-- start of TEXT EXTRACT --

Join prototype and ridge distances lazily via Arrow — distances • openalexVectorComp

Opens two Parquet datasets (prototype margins and ridge scores) as Arrow datasets and performs a lazy inner join on the common key (typically id). The result is an Arrow-dplyr query that is not materialized until you call dplyr::collect() or write it with arrow::write_dataset().

Usage

distances(prototype_distances, ridge_distance)

Arguments

prototype_distances: Path to a Parquet dataset (file or directory) containing prototype distances, e.g., columns id and margin.
ridge_distance: Path to a Parquet dataset (file or directory) containing ridge-based scores, e.g., columns id and relevance_score.

Value

A lazy Arrow dplyr query representing the joined datasets.

-- end of TEXT EXTRACT --
-- start of SUPPLIED DATA --

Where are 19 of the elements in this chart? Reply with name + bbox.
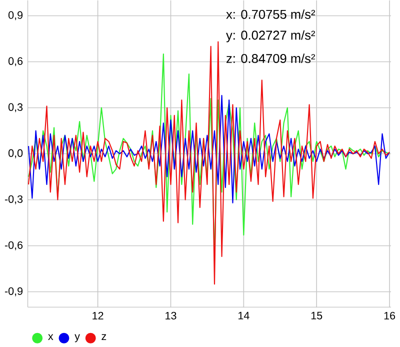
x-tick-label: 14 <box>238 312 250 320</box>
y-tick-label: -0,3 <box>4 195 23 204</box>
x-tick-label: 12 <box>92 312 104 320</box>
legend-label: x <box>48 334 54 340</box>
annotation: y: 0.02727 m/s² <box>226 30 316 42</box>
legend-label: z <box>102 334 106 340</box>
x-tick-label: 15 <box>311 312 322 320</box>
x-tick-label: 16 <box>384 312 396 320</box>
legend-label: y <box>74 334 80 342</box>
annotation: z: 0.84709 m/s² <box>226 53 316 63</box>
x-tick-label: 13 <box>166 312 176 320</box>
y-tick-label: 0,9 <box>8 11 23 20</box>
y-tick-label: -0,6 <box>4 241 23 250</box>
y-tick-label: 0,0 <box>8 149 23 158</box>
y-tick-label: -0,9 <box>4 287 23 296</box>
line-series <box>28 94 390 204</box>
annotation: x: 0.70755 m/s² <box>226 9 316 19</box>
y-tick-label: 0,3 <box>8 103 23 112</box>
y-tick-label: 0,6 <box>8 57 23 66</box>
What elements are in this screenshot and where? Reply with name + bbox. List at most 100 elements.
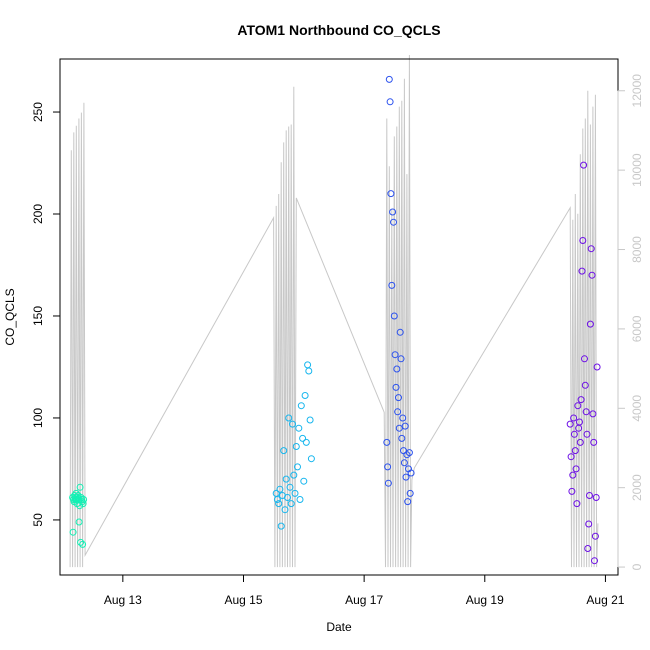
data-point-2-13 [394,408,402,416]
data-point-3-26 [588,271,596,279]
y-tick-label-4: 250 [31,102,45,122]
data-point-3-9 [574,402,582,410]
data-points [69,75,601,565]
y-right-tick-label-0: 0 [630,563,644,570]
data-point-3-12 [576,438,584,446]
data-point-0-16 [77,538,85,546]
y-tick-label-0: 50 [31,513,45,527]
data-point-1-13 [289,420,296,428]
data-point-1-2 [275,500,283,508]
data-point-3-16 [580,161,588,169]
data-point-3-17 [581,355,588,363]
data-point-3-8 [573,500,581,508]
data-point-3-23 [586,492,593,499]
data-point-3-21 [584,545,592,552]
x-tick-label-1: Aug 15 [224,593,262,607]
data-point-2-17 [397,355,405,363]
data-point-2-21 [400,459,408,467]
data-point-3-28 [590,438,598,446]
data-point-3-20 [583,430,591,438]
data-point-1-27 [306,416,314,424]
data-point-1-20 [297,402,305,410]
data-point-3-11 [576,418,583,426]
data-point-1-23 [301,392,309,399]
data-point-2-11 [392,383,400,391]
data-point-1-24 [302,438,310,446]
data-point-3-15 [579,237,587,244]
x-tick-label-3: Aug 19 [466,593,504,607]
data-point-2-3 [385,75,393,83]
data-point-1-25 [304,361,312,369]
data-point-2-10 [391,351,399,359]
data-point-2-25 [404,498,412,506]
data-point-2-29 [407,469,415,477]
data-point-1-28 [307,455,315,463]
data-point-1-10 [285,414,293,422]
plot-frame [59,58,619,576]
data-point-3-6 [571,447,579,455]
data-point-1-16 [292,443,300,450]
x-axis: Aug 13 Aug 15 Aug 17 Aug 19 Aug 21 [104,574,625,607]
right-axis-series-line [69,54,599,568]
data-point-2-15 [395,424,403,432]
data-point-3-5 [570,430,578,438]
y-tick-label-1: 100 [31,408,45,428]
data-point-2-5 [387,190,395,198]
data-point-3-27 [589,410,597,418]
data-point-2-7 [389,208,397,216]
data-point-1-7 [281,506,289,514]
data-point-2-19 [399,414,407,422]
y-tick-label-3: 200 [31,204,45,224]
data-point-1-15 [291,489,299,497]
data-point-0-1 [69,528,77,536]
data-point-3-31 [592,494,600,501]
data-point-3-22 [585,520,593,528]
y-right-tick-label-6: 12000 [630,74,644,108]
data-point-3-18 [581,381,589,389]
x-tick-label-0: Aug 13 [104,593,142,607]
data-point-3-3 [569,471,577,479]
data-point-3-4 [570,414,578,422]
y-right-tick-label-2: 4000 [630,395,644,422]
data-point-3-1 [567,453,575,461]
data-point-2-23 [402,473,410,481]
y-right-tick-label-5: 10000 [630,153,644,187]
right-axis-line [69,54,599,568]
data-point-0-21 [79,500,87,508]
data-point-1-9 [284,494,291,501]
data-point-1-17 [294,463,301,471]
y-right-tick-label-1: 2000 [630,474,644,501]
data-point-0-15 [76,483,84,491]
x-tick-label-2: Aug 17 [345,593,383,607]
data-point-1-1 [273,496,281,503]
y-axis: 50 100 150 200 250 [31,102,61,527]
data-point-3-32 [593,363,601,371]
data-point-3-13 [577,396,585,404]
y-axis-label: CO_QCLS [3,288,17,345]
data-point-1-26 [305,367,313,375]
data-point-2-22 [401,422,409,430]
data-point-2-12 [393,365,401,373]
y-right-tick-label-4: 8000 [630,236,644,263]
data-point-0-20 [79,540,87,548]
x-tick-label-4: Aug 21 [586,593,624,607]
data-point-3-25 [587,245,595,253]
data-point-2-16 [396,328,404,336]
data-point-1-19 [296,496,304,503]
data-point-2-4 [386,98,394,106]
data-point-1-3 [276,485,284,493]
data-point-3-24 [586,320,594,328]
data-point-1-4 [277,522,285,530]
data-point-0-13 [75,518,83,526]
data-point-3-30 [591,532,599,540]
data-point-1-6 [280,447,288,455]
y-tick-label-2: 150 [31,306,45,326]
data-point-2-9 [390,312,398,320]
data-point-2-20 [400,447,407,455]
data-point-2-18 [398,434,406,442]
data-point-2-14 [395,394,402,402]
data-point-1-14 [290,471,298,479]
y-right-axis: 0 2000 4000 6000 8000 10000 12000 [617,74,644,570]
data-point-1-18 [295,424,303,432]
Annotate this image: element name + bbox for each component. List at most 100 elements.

-- end of SUPPLIED DATA --

TASKS FOR THIS EXERCISE:
a: Reproduce the distances documentation verbatim, beginning at the words "Opens two Parquet" and stopping after "id and margin.".
b: Extend the distances documentation, picking up after its final line.

OUTPUTS BY TASK:
a:
Opens two Parquet datasets (prototype margins and ridge scores) as Arrow datasets and performs a lazy inner join on the common key (typically id). The result is an Arrow-dplyr query that is not materialized until you call dplyr::collect() or write it with arrow::write_dataset().

Usage

distances(prototype_distances, ridge_distance)

Arguments

prototype_distances: Path to a Parquet dataset (file or directory) containing prototype distances, e.g., columns id and margin.

b:
Examples

if (FALSE) { # \dontrun{
joined <- distances(
  prototype_distances = "path/to/prototype_distances/",
  ridge_distance      = "path/to/ridge_scores/"
)

# Continue piping lazily and write without loading into memory
joined |>
  dplyr::mutate(ensemble = (margin + relevance_score) / 2) |>
  arrow::write_dataset(path = "path/to/output_scores/", format = "parquet")

# Or collect a small sample for inspection
head(dplyr::collect(joined))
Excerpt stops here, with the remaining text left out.